Aim ▸
Read the data and repeat it in full, exactly.

Exercise data ▸
:::::

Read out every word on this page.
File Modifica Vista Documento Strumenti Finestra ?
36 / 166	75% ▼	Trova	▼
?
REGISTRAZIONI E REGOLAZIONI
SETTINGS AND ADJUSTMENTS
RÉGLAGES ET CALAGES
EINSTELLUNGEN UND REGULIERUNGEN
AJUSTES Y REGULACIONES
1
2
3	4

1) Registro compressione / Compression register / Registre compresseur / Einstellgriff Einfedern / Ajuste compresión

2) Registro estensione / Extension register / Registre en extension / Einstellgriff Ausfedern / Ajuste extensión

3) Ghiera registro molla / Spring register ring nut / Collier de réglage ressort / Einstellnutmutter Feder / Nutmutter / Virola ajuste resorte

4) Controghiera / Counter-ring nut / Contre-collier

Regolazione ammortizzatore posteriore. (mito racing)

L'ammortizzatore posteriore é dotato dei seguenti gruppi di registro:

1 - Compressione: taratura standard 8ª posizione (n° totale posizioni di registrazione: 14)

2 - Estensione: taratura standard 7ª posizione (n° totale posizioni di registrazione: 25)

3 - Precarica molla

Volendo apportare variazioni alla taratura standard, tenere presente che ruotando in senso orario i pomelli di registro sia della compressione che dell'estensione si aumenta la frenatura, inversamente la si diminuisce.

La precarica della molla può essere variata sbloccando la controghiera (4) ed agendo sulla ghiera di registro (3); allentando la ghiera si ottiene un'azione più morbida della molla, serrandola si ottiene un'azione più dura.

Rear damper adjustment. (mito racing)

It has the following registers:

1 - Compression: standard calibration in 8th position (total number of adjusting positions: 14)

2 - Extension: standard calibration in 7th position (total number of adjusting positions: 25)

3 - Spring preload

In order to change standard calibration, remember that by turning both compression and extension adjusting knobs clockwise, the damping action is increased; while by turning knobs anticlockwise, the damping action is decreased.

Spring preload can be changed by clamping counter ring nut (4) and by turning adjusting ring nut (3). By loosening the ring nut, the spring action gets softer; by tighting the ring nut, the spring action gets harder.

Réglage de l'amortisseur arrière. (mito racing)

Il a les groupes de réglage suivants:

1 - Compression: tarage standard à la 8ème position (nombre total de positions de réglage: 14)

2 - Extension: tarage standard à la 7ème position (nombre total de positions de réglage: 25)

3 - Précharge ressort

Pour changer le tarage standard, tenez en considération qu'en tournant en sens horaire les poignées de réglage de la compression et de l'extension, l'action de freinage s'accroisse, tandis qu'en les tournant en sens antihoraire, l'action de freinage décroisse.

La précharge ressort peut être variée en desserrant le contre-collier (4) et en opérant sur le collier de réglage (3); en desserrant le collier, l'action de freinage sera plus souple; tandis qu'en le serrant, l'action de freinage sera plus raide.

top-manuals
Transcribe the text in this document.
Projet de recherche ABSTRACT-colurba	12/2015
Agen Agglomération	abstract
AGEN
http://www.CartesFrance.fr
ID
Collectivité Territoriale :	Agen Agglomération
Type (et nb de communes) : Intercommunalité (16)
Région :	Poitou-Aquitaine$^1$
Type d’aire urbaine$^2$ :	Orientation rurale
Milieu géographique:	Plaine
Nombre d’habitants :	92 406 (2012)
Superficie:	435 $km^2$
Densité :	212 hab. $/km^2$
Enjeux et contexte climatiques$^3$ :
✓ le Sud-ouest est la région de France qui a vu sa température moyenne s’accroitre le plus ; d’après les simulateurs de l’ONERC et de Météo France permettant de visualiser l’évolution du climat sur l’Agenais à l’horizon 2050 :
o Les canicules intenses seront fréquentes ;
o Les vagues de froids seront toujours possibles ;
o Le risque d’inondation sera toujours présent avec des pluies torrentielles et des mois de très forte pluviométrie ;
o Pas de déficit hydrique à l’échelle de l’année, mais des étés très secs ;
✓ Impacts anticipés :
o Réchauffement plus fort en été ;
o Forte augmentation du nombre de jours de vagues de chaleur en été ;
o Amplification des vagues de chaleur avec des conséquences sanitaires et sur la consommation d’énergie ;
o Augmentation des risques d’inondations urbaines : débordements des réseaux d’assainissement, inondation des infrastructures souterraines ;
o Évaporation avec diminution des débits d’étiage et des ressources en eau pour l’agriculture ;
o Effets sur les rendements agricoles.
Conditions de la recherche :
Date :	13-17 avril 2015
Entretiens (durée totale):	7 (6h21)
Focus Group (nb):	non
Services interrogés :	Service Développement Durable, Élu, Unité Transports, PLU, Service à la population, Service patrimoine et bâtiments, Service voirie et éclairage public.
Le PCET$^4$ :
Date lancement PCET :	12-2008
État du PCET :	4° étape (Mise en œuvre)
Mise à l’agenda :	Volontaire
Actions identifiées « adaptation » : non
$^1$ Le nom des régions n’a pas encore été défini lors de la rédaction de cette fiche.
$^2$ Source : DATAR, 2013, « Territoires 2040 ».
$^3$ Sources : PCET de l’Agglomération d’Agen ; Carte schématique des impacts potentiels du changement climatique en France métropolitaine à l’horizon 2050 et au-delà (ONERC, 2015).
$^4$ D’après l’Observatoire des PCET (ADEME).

:::::

Answer to the exercise ▸
Read out every word on this page.
File Modifica Vista Documento Strumenti Finestra ?
36 / 166	75% ▼	Trova	▼
?
REGISTRAZIONI E REGOLAZIONI
SETTINGS AND ADJUSTMENTS
RÉGLAGES ET CALAGES
EINSTELLUNGEN UND REGULIERUNGEN
AJUSTES Y REGULACIONES
1
2
3	4

1) Registro compressione / Compression register / Registre compresseur / Einstellgriff Einfedern / Ajuste compresión

2) Registro estensione / Extension register / Registre en extension / Einstellgriff Ausfedern / Ajuste extensión

3) Ghiera registro molla / Spring register ring nut / Collier de réglage ressort / Einstellnutmutter Feder / Nutmutter / Virola ajuste resorte

4) Controghiera / Counter-ring nut / Contre-collier

Regolazione ammortizzatore posteriore. (mito racing)

L'ammortizzatore posteriore é dotato dei seguenti gruppi di registro:

1 - Compressione: taratura standard 8ª posizione (n° totale posizioni di registrazione: 14)

2 - Estensione: taratura standard 7ª posizione (n° totale posizioni di registrazione: 25)

3 - Precarica molla

Volendo apportare variazioni alla taratura standard, tenere presente che ruotando in senso orario i pomelli di registro sia della compressione che dell'estensione si aumenta la frenatura, inversamente la si diminuisce.

La precarica della molla può essere variata sbloccando la controghiera (4) ed agendo sulla ghiera di registro (3); allentando la ghiera si ottiene un'azione più morbida della molla, serrandola si ottiene un'azione più dura.

Rear damper adjustment. (mito racing)

It has the following registers:

1 - Compression: standard calibration in 8th position (total number of adjusting positions: 14)

2 - Extension: standard calibration in 7th position (total number of adjusting positions: 25)

3 - Spring preload

In order to change standard calibration, remember that by turning both compression and extension adjusting knobs clockwise, the damping action is increased; while by turning knobs anticlockwise, the damping action is decreased.

Spring preload can be changed by clamping counter ring nut (4) and by turning adjusting ring nut (3). By loosening the ring nut, the spring action gets softer; by tighting the ring nut, the spring action gets harder.

Réglage de l'amortisseur arrière. (mito racing)

Il a les groupes de réglage suivants:

1 - Compression: tarage standard à la 8ème position (nombre total de positions de réglage: 14)

2 - Extension: tarage standard à la 7ème position (nombre total de positions de réglage: 25)

3 - Précharge ressort

Pour changer le tarage standard, tenez en considération qu'en tournant en sens horaire les poignées de réglage de la compression et de l'extension, l'action de freinage s'accroisse, tandis qu'en les tournant en sens antihoraire, l'action de freinage décroisse.

La précharge ressort peut être variée en desserrant le contre-collier (4) et en opérant sur le collier de réglage (3); en desserrant le collier, l'action de freinage sera plus souple; tandis qu'en le serrant, l'action de freinage sera plus raide.

top-manuals
Transcribe the text in this document.
Projet de recherche ABSTRACT-colurba	12/2015
Agen Agglomération	abstract
AGEN
http://www.CartesFrance.fr
ID
Collectivité Territoriale :	Agen Agglomération
Type (et nb de communes) : Intercommunalité (16)
Région :	Poitou-Aquitaine$^1$
Type d’aire urbaine$^2$ :	Orientation rurale
Milieu géographique:	Plaine
Nombre d’habitants :	92 406 (2012)
Superficie:	435 $km^2$
Densité :	212 hab. $/km^2$
Enjeux et contexte climatiques$^3$ :
✓ le Sud-ouest est la région de France qui a vu sa température moyenne s’accroitre le plus ; d’après les simulateurs de l’ONERC et de Météo France permettant de visualiser l’évolution du climat sur l’Agenais à l’horizon 2050 :
o Les canicules intenses seront fréquentes ;
o Les vagues de froids seront toujours possibles ;
o Le risque d’inondation sera toujours présent avec des pluies torrentielles et des mois de très forte pluviométrie ;
o Pas de déficit hydrique à l’échelle de l’année, mais des étés très secs ;
✓ Impacts anticipés :
o Réchauffement plus fort en été ;
o Forte augmentation du nombre de jours de vagues de chaleur en été ;
o Amplification des vagues de chaleur avec des conséquences sanitaires et sur la consommation d’énergie ;
o Augmentation des risques d’inondations urbaines : débordements des réseaux d’assainissement, inondation des infrastructures souterraines ;
o Évaporation avec diminution des débits d’étiage et des ressources en eau pour l’agriculture ;
o Effets sur les rendements agricoles.
Conditions de la recherche :
Date :	13-17 avril 2015
Entretiens (durée totale):	7 (6h21)
Focus Group (nb):	non
Services interrogés :	Service Développement Durable, Élu, Unité Transports, PLU, Service à la population, Service patrimoine et bâtiments, Service voirie et éclairage public.
Le PCET$^4$ :
Date lancement PCET :	12-2008
État du PCET :	4° étape (Mise en œuvre)
Mise à l’agenda :	Volontaire
Actions identifiées « adaptation » : non
$^1$ Le nom des régions n’a pas encore été défini lors de la rédaction de cette fiche.
$^2$ Source : DATAR, 2013, « Territoires 2040 ».
$^3$ Sources : PCET de l’Agglomération d’Agen ; Carte schématique des impacts potentiels du changement climatique en France métropolitaine à l’horizon 2050 et au-delà (ONERC, 2015).
$^4$ D’après l’Observatoire des PCET (ADEME).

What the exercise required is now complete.